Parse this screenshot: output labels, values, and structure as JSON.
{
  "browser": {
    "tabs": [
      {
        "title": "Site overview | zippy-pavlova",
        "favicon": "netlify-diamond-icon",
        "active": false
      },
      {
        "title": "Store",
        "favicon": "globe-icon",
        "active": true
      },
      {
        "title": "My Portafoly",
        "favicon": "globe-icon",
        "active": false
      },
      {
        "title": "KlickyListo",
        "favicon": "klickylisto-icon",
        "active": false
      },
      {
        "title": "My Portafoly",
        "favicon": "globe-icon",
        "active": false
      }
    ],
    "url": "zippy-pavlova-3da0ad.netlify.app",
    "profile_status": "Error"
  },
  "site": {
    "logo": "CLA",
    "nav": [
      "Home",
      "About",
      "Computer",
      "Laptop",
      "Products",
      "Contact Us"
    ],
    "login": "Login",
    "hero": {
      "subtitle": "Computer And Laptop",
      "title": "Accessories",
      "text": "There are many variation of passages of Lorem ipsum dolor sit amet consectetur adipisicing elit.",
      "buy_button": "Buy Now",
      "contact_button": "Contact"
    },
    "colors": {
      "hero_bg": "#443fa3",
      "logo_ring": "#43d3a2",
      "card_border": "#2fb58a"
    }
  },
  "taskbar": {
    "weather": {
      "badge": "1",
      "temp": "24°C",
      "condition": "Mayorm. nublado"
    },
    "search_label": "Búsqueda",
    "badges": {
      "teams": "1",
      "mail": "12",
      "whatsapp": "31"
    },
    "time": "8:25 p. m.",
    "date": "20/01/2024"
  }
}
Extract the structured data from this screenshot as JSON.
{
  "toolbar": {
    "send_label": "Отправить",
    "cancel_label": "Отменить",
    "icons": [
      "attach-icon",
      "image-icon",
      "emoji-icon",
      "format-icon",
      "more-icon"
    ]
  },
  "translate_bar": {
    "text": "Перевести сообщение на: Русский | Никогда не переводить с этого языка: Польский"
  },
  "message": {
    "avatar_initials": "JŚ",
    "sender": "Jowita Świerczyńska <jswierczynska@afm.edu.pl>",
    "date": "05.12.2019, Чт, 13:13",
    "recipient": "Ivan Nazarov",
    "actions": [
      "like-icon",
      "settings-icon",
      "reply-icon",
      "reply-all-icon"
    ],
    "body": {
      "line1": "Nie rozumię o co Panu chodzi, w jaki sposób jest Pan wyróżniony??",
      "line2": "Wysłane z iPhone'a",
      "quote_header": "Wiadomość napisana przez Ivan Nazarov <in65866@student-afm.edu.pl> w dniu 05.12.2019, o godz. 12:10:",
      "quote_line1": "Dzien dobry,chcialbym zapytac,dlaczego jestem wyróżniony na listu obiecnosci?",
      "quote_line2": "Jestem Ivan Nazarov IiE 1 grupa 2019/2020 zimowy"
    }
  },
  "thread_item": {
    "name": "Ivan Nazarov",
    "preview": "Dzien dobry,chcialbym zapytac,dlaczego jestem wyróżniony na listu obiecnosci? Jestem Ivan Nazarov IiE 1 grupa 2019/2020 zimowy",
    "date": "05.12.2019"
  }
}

################

▶ _Exercise prompt_
Retype all the records, matching them exactly.

▶ _Correct result_
Parse this screenshot: output labels, values, and structure as JSON.
{
  "browser": {
    "tabs": [
      {
        "title": "Site overview | zippy-pavlova",
        "favicon": "netlify-diamond-icon",
        "active": false
      },
      {
        "title": "Store",
        "favicon": "globe-icon",
        "active": true
      },
      {
        "title": "My Portafoly",
        "favicon": "globe-icon",
        "active": false
      },
      {
        "title": "KlickyListo",
        "favicon": "klickylisto-icon",
        "active": false
      },
      {
        "title": "My Portafoly",
        "favicon": "globe-icon",
        "active": false
      }
    ],
    "url": "zippy-pavlova-3da0ad.netlify.app",
    "profile_status": "Error"
  },
  "site": {
    "logo": "CLA",
    "nav": [
      "Home",
      "About",
      "Computer",
      "Laptop",
      "Products",
      "Contact Us"
    ],
    "login": "Login",
    "hero": {
      "subtitle": "Computer And Laptop",
      "title": "Accessories",
      "text": "There are many variation of passages of Lorem ipsum dolor sit amet consectetur adipisicing elit.",
      "buy_button": "Buy Now",
      "contact_button": "Contact"
    },
    "colors": {
      "hero_bg": "#443fa3",
      "logo_ring": "#43d3a2",
      "card_border": "#2fb58a"
    }
  },
  "taskbar": {
    "weather": {
      "badge": "1",
      "temp": "24°C",
      "condition": "Mayorm. nublado"
    },
    "search_label": "Búsqueda",
    "badges": {
      "teams": "1",
      "mail": "12",
      "whatsapp": "31"
    },
    "time": "8:25 p. m.",
    "date": "20/01/2024"
  }
}
Extract the structured data from this screenshot as JSON.
{
  "toolbar": {
    "send_label": "Отправить",
    "cancel_label": "Отменить",
    "icons": [
      "attach-icon",
      "image-icon",
      "emoji-icon",
      "format-icon",
      "more-icon"
    ]
  },
  "translate_bar": {
    "text": "Перевести сообщение на: Русский | Никогда не переводить с этого языка: Польский"
  },
  "message": {
    "avatar_initials": "JŚ",
    "sender": "Jowita Świerczyńska <jswierczynska@afm.edu.pl>",
    "date": "05.12.2019, Чт, 13:13",
    "recipient": "Ivan Nazarov",
    "actions": [
      "like-icon",
      "settings-icon",
      "reply-icon",
      "reply-all-icon"
    ],
    "body": {
      "line1": "Nie rozumię o co Panu chodzi, w jaki sposób jest Pan wyróżniony??",
      "line2": "Wysłane z iPhone'a",
      "quote_header": "Wiadomość napisana przez Ivan Nazarov <in65866@student-afm.edu.pl> w dniu 05.12.2019, o godz. 12:10:",
      "quote_line1": "Dzien dobry,chcialbym zapytac,dlaczego jestem wyróżniony na listu obiecnosci?",
      "quote_line2": "Jestem Ivan Nazarov IiE 1 grupa 2019/2020 zimowy"
    }
  },
  "thread_item": {
    "name": "Ivan Nazarov",
    "preview": "Dzien dobry,chcialbym zapytac,dlaczego jestem wyróżniony na listu obiecnosci? Jestem Ivan Nazarov IiE 1 grupa 2019/2020 zimowy",
    "date": "05.12.2019"
  }
}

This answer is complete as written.